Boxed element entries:
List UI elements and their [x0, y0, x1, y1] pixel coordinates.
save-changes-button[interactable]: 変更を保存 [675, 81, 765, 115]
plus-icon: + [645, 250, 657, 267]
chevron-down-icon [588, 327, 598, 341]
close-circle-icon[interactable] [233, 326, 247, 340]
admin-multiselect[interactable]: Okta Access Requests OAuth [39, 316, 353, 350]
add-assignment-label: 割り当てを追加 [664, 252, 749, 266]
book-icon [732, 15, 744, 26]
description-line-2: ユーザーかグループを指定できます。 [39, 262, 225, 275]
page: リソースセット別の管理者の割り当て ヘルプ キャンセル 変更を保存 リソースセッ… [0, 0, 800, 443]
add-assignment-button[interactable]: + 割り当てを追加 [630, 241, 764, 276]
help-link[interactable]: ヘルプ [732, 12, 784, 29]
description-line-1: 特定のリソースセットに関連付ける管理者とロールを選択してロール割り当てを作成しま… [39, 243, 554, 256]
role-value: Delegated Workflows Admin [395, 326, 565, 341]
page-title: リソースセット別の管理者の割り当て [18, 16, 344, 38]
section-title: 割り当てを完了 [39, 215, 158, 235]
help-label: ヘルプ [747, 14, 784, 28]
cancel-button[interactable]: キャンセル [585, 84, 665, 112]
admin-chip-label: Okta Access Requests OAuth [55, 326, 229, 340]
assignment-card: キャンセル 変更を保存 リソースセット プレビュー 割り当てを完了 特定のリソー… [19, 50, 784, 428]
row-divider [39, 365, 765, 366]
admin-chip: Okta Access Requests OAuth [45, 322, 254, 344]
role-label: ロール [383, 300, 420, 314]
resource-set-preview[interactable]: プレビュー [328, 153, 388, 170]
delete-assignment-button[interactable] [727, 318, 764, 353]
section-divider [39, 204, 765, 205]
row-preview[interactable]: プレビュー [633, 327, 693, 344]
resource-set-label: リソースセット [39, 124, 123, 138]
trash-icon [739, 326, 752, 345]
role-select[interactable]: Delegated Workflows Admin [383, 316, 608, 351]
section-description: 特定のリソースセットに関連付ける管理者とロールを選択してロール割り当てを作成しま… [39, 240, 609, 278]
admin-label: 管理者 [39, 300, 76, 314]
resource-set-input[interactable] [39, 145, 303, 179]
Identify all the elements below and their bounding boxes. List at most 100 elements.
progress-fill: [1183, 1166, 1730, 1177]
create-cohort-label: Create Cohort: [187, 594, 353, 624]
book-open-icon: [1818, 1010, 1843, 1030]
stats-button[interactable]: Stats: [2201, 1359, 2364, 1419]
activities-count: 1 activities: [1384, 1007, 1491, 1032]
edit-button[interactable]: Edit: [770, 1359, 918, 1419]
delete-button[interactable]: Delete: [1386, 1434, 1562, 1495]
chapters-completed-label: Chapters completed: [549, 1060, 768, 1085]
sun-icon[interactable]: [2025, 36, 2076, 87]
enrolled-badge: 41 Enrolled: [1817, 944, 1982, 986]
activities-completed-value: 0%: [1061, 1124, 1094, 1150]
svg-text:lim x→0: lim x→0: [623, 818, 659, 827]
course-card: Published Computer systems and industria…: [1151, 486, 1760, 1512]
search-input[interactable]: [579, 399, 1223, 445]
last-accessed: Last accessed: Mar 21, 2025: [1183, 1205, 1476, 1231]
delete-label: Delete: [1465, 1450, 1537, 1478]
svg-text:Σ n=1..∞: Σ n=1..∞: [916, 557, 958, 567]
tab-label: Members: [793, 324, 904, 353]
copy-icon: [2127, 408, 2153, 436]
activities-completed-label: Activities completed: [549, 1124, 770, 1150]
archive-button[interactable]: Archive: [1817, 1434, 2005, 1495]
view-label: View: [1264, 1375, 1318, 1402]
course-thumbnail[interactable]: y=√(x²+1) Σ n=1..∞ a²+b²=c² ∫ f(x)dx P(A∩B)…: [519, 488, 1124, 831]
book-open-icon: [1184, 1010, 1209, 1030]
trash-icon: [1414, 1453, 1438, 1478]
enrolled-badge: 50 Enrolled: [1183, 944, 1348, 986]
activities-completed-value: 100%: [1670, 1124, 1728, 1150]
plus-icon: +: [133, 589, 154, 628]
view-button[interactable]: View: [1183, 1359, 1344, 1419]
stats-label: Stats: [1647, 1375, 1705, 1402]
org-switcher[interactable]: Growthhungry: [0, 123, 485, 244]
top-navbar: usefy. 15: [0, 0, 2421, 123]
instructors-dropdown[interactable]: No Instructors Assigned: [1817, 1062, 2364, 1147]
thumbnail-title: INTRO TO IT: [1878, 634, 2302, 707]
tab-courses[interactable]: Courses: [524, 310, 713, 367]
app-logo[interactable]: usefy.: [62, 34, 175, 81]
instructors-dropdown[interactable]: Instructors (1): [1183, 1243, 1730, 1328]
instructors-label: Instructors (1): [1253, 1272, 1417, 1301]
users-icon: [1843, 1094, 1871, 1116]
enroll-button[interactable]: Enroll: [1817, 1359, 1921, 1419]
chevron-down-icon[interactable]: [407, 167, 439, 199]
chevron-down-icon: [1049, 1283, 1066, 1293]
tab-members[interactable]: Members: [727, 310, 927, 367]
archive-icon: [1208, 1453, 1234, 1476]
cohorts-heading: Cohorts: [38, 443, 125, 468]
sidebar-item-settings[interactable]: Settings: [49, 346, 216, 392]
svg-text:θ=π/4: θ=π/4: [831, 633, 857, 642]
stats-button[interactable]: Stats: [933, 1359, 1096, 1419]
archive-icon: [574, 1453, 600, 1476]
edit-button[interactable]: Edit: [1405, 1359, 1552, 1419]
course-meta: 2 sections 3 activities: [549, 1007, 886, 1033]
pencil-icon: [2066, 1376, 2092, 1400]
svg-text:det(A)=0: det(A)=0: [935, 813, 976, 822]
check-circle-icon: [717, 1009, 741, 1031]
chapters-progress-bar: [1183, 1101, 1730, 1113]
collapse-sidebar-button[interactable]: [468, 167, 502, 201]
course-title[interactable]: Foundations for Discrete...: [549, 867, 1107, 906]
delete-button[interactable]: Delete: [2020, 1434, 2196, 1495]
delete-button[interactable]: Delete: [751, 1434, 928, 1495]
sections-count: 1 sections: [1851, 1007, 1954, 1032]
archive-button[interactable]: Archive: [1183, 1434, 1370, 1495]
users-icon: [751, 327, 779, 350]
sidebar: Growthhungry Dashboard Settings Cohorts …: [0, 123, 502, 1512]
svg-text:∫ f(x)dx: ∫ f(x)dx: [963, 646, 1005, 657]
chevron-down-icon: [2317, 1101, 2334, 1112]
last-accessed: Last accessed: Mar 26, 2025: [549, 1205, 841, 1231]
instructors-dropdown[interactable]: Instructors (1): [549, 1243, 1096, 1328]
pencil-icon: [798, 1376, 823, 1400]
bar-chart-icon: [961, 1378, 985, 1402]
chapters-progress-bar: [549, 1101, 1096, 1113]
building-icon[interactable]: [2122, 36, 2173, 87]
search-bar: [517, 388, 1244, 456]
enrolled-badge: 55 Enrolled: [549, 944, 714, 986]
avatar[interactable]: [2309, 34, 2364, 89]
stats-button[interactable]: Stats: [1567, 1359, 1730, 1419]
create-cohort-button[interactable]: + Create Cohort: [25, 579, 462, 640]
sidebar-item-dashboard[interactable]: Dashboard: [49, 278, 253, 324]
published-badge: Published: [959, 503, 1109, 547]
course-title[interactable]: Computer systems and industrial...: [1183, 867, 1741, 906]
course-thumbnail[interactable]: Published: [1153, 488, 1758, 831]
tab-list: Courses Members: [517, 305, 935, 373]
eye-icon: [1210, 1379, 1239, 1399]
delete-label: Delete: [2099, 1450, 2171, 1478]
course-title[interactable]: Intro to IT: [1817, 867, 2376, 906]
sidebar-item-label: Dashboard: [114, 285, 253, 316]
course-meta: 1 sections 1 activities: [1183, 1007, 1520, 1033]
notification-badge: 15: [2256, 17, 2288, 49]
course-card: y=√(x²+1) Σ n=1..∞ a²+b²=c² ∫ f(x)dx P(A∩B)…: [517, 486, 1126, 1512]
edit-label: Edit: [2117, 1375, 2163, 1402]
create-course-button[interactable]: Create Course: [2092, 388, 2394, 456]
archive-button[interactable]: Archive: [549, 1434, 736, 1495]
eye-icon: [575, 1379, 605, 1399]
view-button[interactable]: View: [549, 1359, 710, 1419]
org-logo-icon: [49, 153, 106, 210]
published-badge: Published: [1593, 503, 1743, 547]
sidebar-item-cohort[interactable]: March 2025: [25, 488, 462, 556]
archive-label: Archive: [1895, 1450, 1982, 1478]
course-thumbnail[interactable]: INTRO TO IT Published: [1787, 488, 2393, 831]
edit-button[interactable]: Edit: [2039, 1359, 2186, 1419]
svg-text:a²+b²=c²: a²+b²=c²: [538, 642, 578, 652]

### [Short exercise]
Output everything from the start of the listing down to and including the line that contains "admin-chip: Okta Access" as a Markdown table with the columns Row and Line, skipping blank lines.

### [Exercise result]
| Row | Line |
|---|---|
| 1 | List UI elements and their [x0, y0, x1, y1] pixel coordinates. |
| 2 | save-changes-button[interactable]: 変更を保存 [675, 81, 765, 115] |
| 3 | plus-icon: + [645, 250, 657, 267] |
| 4 | chevron-down-icon [588, 327, 598, 341] |
| 5 | close-circle-icon[interactable] [233, 326, 247, 340] |
| 6 | admin-multiselect[interactable]: Okta Access Requests OAuth [39, 316, 353, 350] |
| 7 | add-assignment-label: 割り当てを追加 [664, 252, 749, 266] |
| 8 | book-icon [732, 15, 744, 26] |
| 9 | description-line-2: ユーザーかグループを指定できます。 [39, 262, 225, 275] |
| 10 | page: リソースセット別の管理者の割り当て ヘルプ キャンセル 変更を保存 リソースセッ… [0, 0, 800, 443] |
| 11 | add-assignment-button[interactable]: + 割り当てを追加 [630, 241, 764, 276] |
| 12 | help-link[interactable]: ヘルプ [732, 12, 784, 29] |
| 13 | description-line-1: 特定のリソースセットに関連付ける管理者とロールを選択してロール割り当てを作成しま… [39, 243, 554, 256] |
| 14 | role-value: Delegated Workflows Admin [395, 326, 565, 341] |
| 15 | page-title: リソースセット別の管理者の割り当て [18, 16, 344, 38] |
| 16 | section-title: 割り当てを完了 [39, 215, 158, 235] |
| 17 | help-label: ヘルプ [747, 14, 784, 28] |
| 18 | cancel-button[interactable]: キャンセル [585, 84, 665, 112] |
| 19 | admin-chip-label: Okta Access Requests OAuth [55, 326, 229, 340] |
| 20 | assignment-card: キャンセル 変更を保存 リソースセット プレビュー 割り当てを完了 特定のリソー… [19, 50, 784, 428] |
| 21 | row-divider [39, 365, 765, 366] |
| 22 | admin-chip: Okta Access Requests OAuth [45, 322, 254, 344] |